======== Material provided ========

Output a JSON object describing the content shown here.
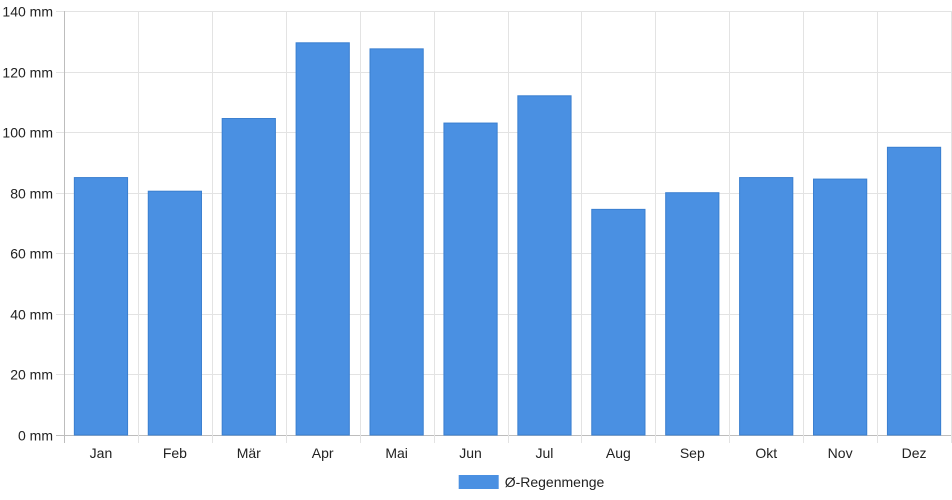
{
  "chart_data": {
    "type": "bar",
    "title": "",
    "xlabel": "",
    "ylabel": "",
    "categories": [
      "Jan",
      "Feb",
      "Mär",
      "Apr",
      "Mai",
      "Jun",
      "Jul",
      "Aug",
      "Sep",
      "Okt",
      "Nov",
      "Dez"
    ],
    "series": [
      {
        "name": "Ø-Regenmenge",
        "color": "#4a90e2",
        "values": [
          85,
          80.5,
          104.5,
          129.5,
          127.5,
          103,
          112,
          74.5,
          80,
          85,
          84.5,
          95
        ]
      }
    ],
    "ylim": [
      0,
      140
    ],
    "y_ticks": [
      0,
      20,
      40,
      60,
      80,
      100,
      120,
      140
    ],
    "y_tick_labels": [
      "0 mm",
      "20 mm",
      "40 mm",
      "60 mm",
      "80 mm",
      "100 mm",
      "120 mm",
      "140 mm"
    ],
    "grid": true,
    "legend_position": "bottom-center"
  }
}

========
======== Material provided ========

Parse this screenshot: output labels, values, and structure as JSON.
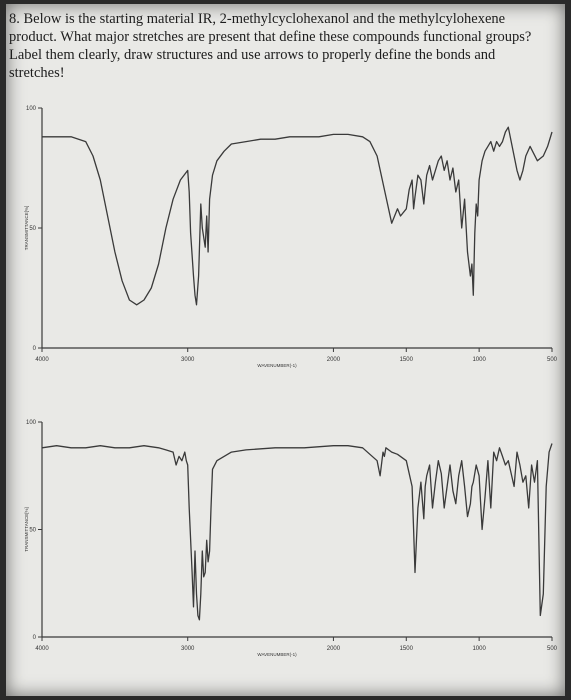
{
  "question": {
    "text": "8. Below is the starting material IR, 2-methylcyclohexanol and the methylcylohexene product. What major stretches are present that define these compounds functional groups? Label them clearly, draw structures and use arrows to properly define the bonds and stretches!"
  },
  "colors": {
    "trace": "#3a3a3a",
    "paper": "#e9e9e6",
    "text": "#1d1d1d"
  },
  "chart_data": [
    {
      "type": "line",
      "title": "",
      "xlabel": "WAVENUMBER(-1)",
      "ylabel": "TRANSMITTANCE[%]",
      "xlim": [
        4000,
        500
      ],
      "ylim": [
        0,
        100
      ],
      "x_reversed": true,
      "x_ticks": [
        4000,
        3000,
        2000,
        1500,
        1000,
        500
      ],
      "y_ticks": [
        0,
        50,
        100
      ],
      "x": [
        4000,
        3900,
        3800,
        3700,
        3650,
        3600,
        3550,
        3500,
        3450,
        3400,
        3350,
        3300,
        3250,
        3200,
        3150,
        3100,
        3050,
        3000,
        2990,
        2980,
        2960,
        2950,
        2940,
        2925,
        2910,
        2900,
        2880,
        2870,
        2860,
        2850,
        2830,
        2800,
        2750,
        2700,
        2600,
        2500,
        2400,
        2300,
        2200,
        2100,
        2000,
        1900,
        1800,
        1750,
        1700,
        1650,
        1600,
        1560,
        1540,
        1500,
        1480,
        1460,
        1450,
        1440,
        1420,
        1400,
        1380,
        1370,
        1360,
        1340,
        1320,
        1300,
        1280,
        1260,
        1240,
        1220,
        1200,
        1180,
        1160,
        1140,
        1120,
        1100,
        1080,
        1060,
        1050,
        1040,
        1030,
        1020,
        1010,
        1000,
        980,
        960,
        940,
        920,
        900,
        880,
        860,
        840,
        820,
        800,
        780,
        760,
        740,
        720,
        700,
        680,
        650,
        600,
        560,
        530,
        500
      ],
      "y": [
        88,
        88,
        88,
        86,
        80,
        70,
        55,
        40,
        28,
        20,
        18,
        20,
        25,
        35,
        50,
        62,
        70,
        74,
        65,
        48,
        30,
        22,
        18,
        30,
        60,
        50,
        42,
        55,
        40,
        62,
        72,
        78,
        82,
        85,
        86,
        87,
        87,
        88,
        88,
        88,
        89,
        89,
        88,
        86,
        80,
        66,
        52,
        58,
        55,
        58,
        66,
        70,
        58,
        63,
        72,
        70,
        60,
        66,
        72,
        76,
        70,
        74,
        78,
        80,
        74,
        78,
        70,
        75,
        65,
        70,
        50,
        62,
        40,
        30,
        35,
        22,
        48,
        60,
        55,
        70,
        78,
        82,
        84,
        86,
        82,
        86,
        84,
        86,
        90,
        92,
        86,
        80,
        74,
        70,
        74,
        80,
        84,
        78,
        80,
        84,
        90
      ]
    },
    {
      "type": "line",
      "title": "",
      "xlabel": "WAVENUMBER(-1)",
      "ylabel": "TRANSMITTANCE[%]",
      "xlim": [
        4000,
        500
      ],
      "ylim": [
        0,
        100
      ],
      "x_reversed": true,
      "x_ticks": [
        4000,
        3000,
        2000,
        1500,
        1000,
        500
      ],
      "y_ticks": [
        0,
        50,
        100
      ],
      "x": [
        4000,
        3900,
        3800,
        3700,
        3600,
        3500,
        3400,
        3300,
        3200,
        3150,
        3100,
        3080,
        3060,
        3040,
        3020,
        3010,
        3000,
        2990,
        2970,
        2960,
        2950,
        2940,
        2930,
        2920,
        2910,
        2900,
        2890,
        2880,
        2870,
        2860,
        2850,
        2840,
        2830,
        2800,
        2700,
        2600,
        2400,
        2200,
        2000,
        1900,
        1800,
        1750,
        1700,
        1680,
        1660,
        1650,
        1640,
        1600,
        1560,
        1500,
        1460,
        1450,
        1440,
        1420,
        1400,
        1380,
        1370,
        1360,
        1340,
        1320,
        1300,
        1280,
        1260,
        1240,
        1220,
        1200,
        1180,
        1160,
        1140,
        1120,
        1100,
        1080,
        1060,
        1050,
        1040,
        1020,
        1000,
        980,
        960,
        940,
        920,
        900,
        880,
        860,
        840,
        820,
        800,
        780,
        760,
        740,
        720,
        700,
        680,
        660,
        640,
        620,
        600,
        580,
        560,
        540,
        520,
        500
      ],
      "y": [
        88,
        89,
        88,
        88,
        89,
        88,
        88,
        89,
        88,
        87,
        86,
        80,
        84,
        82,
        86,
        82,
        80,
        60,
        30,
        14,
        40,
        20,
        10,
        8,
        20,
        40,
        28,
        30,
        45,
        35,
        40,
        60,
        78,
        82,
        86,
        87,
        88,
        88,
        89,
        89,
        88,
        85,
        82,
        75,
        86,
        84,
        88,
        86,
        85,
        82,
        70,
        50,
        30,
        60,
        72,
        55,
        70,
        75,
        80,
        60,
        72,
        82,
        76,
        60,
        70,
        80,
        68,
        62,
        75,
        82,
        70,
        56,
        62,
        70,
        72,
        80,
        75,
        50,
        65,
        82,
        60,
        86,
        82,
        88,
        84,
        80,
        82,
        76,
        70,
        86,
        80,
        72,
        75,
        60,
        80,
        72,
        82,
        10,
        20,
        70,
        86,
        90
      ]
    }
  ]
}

========

Request
Where a line of the records above holds the word "text", copy that line.

Final result
    "text": "8. Below is the starting material IR, 2-methylcyclohexanol and the methylcylohexene product. What major stretches are present that define these compounds functional groups? Label them clearly, draw structures and use arrows to properly define the bonds and stretches!"
    "text": "#1d1d1d"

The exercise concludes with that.